— Start SUPPLIED ENTRIES —

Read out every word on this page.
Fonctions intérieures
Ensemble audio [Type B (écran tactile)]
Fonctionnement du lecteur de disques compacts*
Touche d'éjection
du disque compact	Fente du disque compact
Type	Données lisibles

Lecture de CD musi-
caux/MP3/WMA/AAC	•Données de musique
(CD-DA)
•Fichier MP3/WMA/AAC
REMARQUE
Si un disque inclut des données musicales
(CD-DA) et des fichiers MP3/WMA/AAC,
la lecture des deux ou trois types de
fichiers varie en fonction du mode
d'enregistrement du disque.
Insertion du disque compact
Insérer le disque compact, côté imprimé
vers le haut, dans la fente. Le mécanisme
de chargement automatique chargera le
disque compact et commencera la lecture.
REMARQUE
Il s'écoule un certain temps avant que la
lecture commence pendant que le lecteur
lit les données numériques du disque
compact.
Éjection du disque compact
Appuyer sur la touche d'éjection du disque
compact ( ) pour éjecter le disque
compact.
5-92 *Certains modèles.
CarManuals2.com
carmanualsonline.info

— End SUPPLIED ENTRIES —
— Start SUPPLIED ENTRIES —

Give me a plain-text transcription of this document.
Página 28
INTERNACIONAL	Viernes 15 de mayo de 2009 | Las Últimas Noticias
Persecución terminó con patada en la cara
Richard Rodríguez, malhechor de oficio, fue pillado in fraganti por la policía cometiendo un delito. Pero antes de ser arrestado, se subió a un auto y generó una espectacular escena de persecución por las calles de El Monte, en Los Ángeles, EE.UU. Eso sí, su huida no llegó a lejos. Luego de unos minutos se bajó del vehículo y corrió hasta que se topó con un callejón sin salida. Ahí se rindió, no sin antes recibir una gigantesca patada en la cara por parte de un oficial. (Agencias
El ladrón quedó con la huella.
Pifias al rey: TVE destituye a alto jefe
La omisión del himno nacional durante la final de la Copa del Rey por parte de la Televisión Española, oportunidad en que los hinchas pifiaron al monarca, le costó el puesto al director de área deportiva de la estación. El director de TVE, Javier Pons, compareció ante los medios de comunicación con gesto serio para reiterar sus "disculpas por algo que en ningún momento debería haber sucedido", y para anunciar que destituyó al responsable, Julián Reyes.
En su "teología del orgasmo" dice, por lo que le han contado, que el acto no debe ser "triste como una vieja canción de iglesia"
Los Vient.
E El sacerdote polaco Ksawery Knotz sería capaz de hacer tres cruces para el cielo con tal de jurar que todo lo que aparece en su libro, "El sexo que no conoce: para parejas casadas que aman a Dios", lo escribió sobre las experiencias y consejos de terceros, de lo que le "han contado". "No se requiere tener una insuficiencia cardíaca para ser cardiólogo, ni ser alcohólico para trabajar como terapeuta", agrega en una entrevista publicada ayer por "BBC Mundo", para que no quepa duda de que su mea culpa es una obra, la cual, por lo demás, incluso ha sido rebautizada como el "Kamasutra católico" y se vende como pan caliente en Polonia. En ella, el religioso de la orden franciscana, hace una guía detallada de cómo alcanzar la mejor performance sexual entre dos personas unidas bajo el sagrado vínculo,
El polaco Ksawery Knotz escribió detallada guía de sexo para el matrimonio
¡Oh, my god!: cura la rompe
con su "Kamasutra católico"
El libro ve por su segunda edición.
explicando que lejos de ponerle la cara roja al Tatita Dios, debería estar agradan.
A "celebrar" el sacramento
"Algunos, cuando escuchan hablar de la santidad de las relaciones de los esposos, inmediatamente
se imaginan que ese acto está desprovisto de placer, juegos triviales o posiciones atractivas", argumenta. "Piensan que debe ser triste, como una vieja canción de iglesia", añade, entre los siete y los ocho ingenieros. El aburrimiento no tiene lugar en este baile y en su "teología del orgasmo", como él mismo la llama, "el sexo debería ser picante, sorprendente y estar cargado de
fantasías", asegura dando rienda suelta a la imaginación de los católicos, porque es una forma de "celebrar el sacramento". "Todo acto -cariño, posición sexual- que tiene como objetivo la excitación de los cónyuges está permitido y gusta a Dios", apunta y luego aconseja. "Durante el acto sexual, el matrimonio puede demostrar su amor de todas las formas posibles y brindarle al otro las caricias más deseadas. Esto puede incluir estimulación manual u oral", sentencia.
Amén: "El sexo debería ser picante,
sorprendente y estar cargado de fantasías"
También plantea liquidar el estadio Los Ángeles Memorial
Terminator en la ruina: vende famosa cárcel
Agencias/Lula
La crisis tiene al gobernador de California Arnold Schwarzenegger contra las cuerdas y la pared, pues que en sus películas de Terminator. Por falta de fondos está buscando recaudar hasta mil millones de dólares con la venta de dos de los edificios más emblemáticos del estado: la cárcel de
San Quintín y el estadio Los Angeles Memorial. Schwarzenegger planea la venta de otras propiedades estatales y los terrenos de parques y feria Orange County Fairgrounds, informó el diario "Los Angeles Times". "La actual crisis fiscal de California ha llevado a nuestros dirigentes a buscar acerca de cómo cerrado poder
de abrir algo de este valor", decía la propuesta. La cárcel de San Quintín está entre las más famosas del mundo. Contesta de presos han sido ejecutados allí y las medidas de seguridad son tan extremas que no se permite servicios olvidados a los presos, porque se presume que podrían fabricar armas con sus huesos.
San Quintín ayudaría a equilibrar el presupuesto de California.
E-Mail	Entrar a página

— End SUPPLIED ENTRIES —
— Start SUPPLIED ENTRIES —

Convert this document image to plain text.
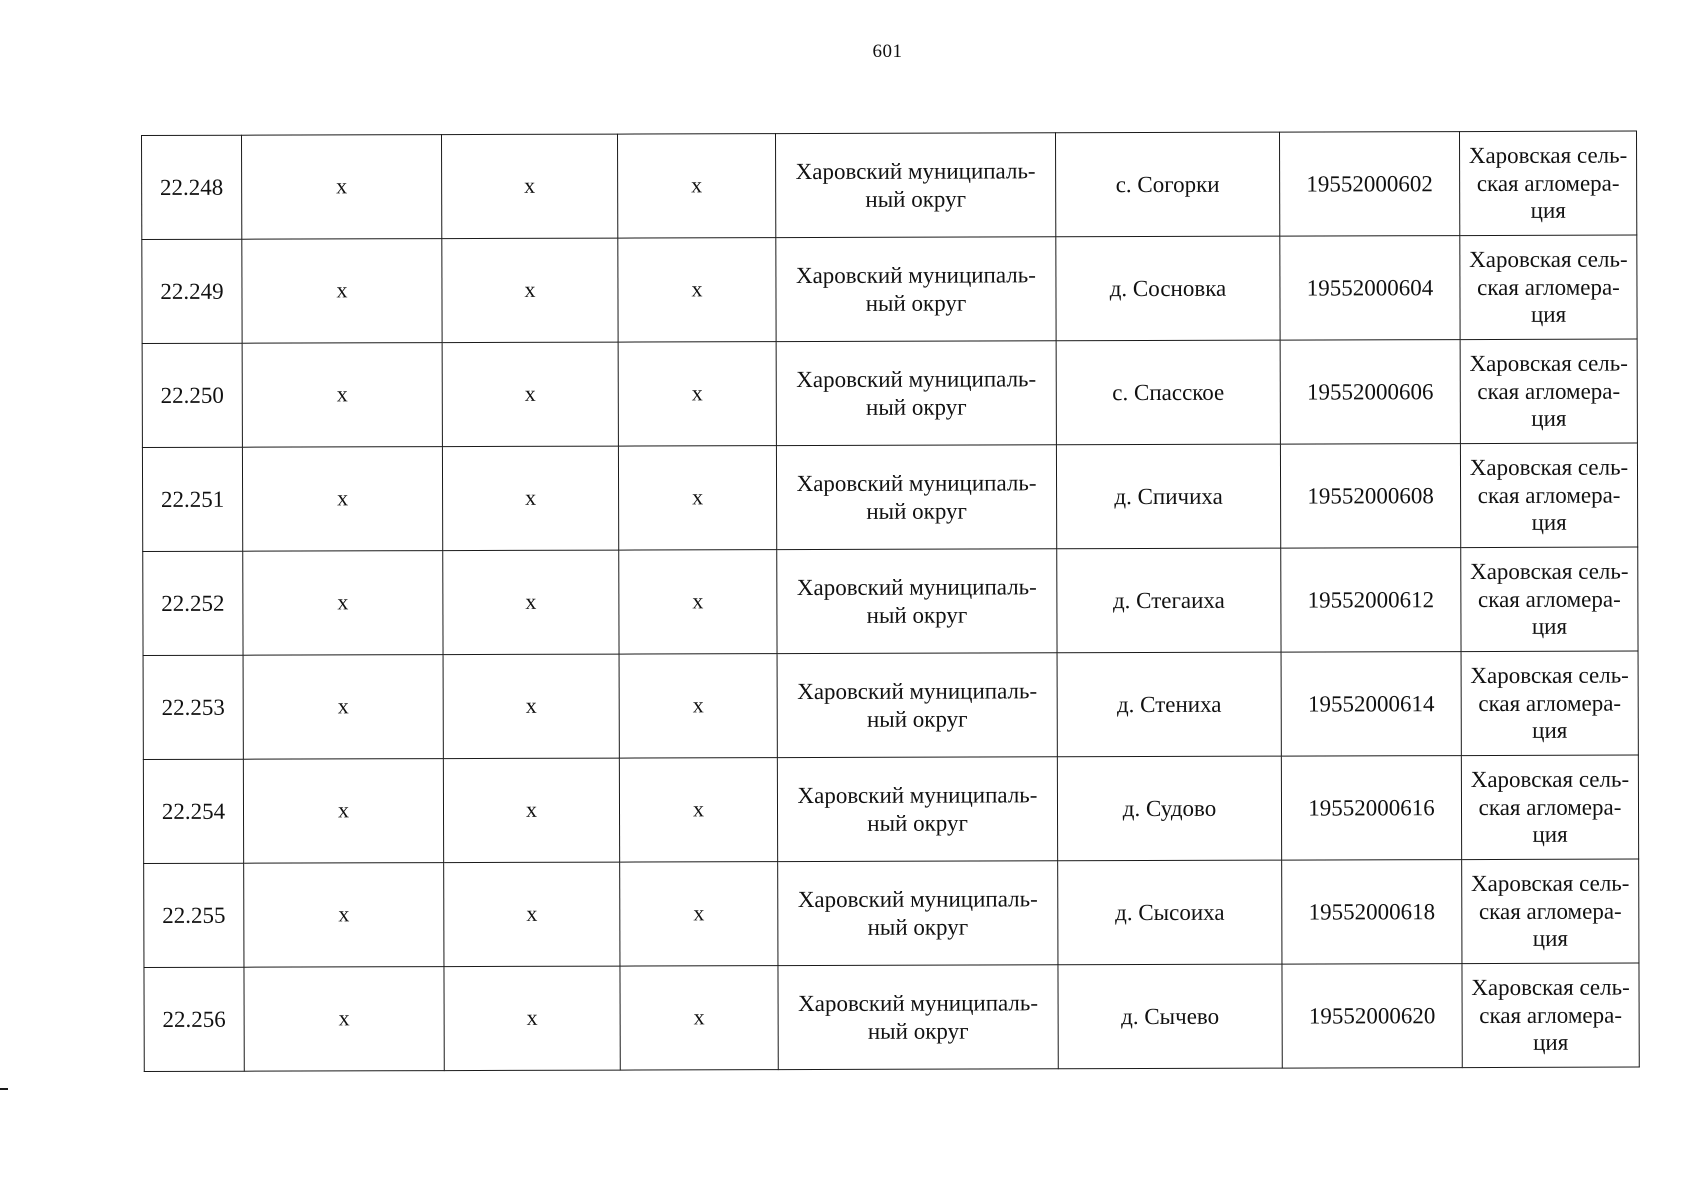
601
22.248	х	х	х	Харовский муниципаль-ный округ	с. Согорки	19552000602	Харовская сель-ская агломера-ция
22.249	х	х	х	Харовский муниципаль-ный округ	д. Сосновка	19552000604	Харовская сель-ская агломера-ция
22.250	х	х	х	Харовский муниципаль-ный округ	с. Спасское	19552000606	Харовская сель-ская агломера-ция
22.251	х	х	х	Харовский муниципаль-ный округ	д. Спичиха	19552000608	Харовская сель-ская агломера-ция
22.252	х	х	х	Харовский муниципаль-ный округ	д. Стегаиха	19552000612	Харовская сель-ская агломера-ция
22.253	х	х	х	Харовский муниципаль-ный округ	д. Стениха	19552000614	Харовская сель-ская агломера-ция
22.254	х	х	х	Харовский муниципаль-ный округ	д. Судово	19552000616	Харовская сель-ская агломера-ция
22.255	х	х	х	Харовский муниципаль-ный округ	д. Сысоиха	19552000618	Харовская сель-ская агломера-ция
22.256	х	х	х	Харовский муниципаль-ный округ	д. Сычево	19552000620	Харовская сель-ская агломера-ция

— End SUPPLIED ENTRIES —

• [WHAT IS ASKED]:
Where a line in the material contains "document", copy that line.

• [ANSWER TO THE EXERCISE]:
Give me a plain-text transcription of this document.
Convert this document image to plain text.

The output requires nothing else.